====== Source data ======

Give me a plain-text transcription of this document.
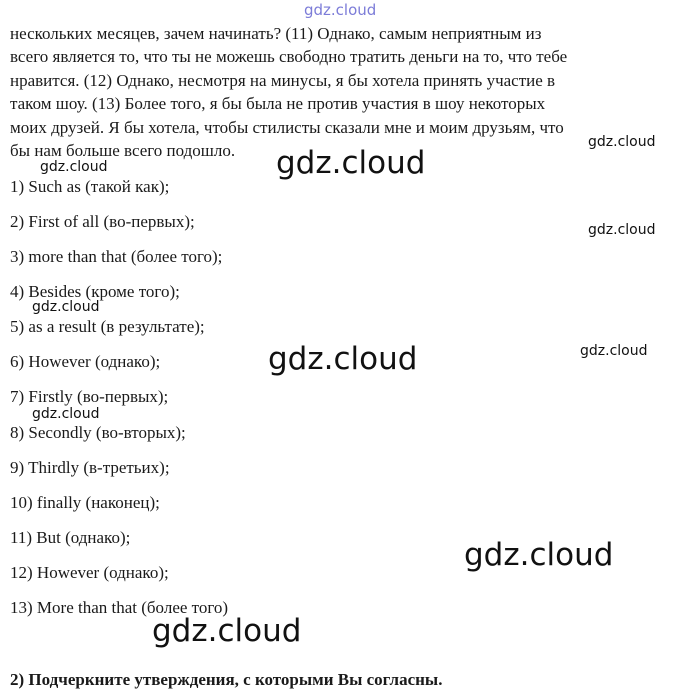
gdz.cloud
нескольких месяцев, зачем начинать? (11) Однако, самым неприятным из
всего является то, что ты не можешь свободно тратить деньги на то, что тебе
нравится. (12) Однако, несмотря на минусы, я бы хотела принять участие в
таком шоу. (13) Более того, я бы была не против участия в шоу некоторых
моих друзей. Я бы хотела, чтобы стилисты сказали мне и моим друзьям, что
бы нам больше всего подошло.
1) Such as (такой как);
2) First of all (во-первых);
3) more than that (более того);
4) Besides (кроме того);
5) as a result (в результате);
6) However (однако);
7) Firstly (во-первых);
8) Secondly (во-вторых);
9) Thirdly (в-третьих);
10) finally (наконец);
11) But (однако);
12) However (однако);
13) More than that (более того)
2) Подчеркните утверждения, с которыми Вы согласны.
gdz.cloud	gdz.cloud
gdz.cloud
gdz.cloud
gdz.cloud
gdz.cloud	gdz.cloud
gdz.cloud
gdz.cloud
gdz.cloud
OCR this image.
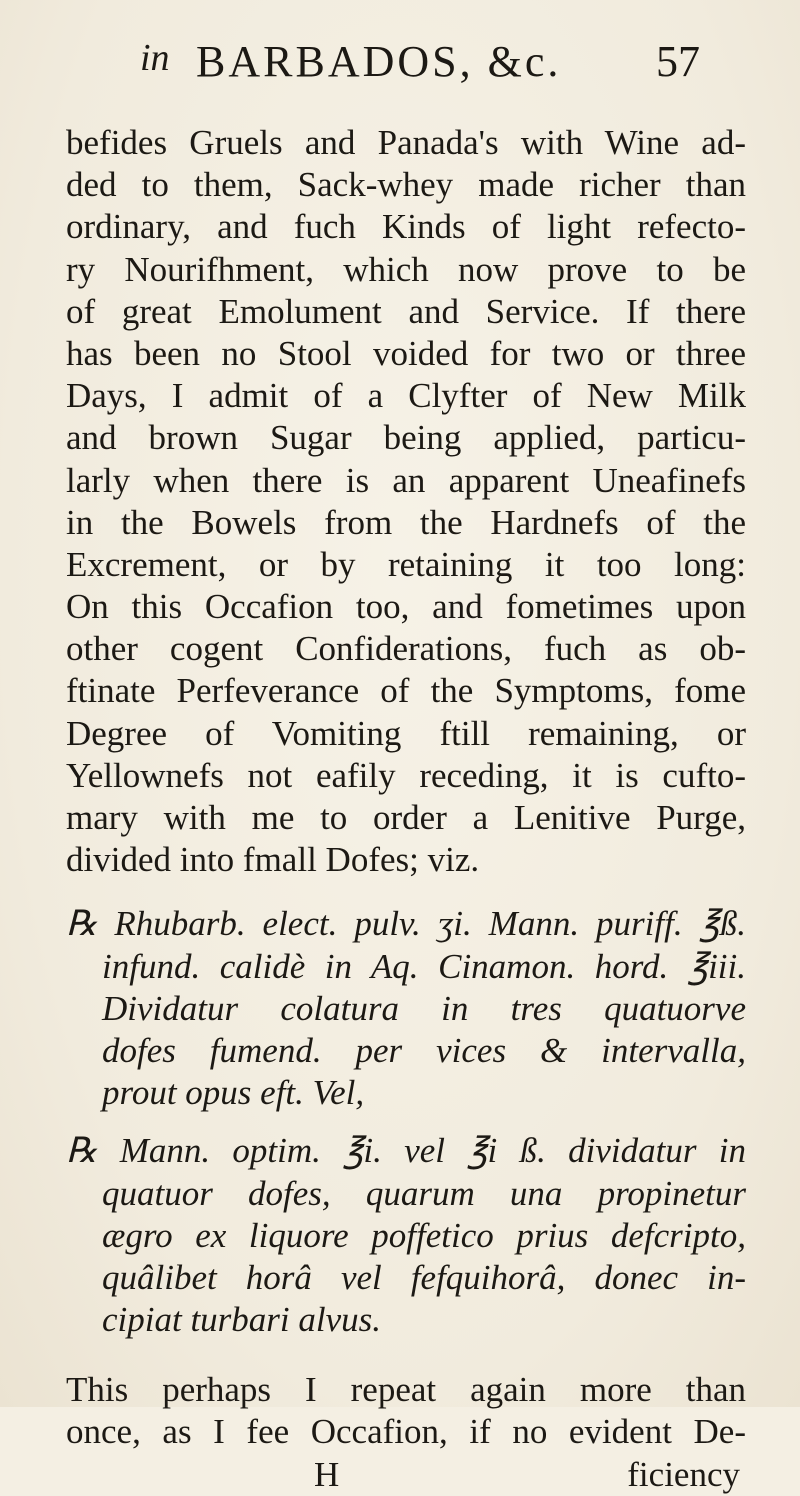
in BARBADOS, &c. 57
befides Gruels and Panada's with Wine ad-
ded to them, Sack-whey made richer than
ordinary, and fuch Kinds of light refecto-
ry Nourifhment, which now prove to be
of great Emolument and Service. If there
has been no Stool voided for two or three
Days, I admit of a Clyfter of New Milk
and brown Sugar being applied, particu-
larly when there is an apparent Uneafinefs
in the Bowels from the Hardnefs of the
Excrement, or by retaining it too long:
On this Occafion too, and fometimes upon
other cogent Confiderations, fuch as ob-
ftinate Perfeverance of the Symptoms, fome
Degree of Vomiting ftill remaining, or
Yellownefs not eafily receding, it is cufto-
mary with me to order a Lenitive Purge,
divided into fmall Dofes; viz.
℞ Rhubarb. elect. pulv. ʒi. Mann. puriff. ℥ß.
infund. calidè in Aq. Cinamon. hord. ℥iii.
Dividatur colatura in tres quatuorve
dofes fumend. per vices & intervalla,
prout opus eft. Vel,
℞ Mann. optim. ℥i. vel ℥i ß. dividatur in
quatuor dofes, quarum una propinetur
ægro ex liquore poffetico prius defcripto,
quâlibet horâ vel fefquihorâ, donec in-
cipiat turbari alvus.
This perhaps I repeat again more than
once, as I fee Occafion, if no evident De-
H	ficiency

======
====== Source data ======

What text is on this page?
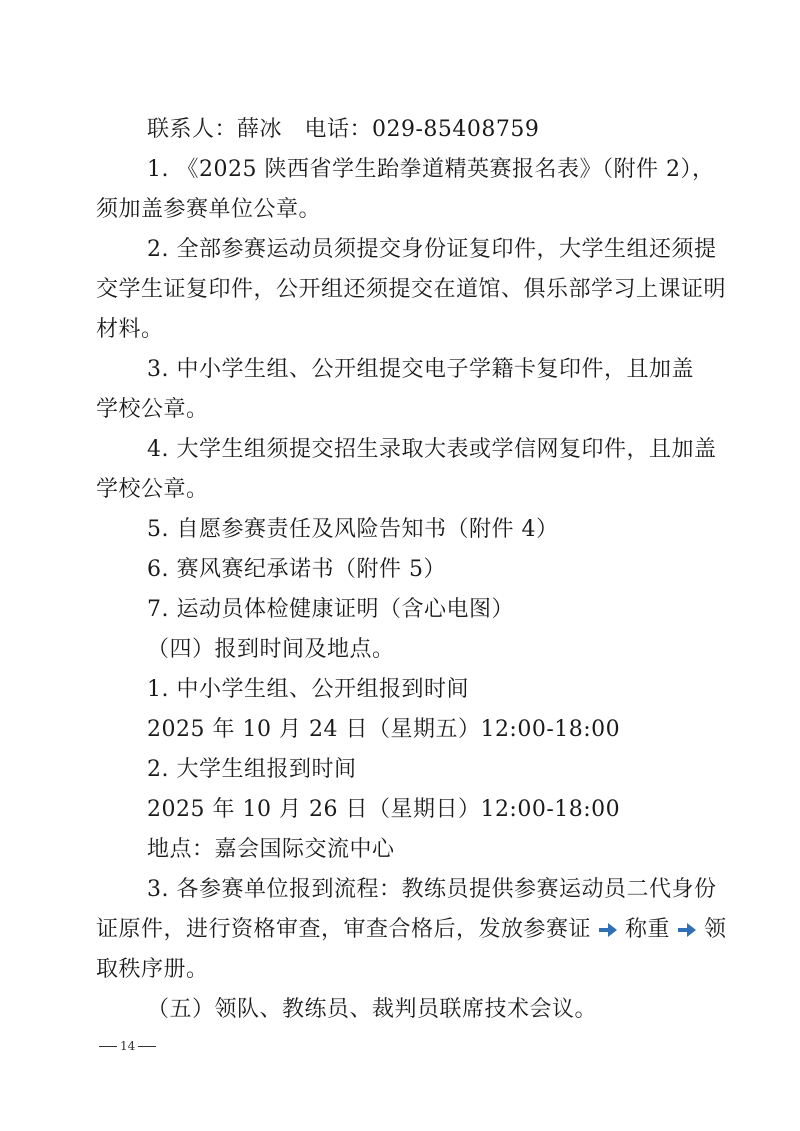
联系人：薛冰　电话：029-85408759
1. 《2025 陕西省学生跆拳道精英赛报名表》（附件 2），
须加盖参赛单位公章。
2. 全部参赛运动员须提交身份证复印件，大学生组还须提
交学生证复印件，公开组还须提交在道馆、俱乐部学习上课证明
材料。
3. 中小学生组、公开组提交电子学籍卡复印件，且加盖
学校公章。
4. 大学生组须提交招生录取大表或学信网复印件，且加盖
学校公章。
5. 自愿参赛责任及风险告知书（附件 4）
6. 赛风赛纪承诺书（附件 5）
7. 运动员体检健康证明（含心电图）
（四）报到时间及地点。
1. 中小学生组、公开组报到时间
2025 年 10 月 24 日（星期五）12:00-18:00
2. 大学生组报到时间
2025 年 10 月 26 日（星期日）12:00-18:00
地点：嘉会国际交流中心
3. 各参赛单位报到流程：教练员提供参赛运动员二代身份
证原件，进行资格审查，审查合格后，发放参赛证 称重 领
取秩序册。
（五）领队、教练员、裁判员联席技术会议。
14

======
====== Source data ======

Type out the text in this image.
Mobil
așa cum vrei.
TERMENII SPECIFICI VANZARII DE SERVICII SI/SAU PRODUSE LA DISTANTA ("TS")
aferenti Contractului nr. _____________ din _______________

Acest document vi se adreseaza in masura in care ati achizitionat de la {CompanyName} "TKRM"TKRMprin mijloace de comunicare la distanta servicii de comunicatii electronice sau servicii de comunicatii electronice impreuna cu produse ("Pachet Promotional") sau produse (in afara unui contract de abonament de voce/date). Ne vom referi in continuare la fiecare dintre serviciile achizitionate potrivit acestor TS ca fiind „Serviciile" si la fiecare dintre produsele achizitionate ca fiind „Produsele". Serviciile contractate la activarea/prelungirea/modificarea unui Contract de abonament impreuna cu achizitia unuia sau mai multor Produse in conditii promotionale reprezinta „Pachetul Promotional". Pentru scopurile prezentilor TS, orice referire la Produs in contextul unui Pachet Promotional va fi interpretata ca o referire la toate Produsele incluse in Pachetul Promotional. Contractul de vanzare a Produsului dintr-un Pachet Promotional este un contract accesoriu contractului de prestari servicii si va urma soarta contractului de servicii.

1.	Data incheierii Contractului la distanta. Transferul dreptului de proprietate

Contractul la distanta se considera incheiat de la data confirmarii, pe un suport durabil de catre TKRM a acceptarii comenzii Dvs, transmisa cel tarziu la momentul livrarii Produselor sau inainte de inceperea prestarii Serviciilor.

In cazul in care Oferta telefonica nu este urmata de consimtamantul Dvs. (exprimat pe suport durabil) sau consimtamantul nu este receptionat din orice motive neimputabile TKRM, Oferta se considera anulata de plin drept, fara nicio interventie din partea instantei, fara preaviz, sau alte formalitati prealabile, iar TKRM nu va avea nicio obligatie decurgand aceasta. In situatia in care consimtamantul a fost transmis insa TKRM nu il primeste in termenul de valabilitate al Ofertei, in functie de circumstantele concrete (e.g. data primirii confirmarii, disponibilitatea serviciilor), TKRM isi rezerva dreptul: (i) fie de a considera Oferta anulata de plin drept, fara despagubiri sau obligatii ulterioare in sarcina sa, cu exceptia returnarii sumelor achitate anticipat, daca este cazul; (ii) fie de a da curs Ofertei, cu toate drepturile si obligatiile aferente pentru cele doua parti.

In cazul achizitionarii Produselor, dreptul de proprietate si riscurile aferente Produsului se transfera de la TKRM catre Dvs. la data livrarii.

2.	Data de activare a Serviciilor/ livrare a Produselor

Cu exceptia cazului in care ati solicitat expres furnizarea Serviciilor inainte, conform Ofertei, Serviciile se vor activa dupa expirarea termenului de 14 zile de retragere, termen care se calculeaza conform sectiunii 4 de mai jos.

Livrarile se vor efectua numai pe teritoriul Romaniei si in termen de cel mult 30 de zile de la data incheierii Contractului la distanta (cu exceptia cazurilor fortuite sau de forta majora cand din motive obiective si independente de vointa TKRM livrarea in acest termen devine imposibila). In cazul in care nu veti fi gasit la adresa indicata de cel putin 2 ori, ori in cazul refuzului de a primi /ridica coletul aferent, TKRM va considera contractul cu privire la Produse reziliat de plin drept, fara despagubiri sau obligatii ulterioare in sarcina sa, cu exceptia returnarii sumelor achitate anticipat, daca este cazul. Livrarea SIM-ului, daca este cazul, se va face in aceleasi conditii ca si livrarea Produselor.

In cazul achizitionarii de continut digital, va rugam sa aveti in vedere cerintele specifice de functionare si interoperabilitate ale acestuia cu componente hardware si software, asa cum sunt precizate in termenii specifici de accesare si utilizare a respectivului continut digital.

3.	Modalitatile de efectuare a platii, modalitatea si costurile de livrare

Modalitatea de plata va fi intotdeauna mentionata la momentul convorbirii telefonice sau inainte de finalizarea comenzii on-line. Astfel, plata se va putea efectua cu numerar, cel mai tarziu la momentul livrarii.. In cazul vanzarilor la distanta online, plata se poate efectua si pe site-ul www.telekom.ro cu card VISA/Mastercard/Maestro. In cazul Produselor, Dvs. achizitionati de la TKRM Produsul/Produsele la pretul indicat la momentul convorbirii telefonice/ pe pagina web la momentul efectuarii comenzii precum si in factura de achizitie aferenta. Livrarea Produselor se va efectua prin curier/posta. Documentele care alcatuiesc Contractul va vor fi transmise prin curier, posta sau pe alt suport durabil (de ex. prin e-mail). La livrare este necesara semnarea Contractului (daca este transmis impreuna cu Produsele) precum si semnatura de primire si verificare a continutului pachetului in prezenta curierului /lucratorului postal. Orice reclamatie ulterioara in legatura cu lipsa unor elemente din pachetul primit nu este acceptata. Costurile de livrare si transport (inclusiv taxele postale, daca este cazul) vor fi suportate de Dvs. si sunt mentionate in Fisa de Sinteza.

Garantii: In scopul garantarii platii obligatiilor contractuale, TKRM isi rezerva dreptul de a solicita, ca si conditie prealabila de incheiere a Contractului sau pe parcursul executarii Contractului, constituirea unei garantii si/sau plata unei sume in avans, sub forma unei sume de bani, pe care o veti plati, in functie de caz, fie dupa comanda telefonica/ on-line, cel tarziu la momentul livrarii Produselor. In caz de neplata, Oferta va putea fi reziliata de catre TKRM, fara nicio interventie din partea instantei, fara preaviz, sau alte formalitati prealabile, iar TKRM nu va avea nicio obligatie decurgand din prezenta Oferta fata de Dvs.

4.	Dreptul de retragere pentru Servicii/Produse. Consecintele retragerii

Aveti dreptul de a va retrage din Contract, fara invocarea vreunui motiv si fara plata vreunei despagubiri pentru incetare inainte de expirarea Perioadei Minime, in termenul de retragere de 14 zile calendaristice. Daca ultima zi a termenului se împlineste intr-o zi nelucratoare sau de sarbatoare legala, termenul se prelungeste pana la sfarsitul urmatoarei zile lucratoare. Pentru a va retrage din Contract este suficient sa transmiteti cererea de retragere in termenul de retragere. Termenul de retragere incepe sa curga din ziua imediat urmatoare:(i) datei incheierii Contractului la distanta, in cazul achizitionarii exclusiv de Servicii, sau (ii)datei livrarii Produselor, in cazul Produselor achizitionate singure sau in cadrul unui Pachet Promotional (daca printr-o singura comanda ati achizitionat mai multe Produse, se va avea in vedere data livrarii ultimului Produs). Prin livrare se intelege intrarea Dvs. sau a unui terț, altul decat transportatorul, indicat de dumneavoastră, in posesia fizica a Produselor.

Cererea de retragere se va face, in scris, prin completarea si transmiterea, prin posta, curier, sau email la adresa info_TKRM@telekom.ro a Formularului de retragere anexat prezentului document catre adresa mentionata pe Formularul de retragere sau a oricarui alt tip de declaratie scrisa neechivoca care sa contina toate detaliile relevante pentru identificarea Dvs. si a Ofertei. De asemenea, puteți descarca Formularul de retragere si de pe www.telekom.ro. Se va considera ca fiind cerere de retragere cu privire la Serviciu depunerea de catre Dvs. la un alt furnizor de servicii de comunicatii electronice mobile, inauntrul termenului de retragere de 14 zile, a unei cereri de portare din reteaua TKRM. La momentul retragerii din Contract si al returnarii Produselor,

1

======

# Exercise directions
Show all lines from the listing above in which "achizitionarii" appears.

# Correct result
In cazul achizitionarii Produselor, dreptul de proprietate si riscurile aferente Produsului se transfera de la TKRM catre Dvs. la data livrarii.
In cazul achizitionarii de continut digital, va rugam sa aveti in vedere cerintele specifice de functionare si interoperabilitate ale acestuia cu componente hardware si software, asa cum sunt precizate in termenii specifici de accesare si utilizare a respectivului continut digital.
Aveti dreptul de a va retrage din Contract, fara invocarea vreunui motiv si fara plata vreunei despagubiri pentru incetare inainte de expirarea Perioadei Minime, in termenul de retragere de 14 zile calendaristice. Daca ultima zi a termenului se împlineste intr-o zi nelucratoare sau de sarbatoare legala, termenul se prelungeste pana la sfarsitul urmatoarei zile lucratoare. Pentru a va retrage din Contract este suficient sa transmiteti cererea de retragere in termenul de retragere. Termenul de retragere incepe sa curga din ziua imediat urmatoare:(i) datei incheierii Contractului la distanta, in cazul achizitionarii exclusiv de Servicii, sau (ii)datei livrarii Produselor, in cazul Produselor achizitionate singure sau in cadrul unui Pachet Promotional (daca printr-o singura comanda ati achizitionat mai multe Produse, se va avea in vedere data livrarii ultimului Produs). Prin livrare se intelege intrarea Dvs. sau a unui terț, altul decat transportatorul, indicat de dumneavoastră, in posesia fizica a Produselor.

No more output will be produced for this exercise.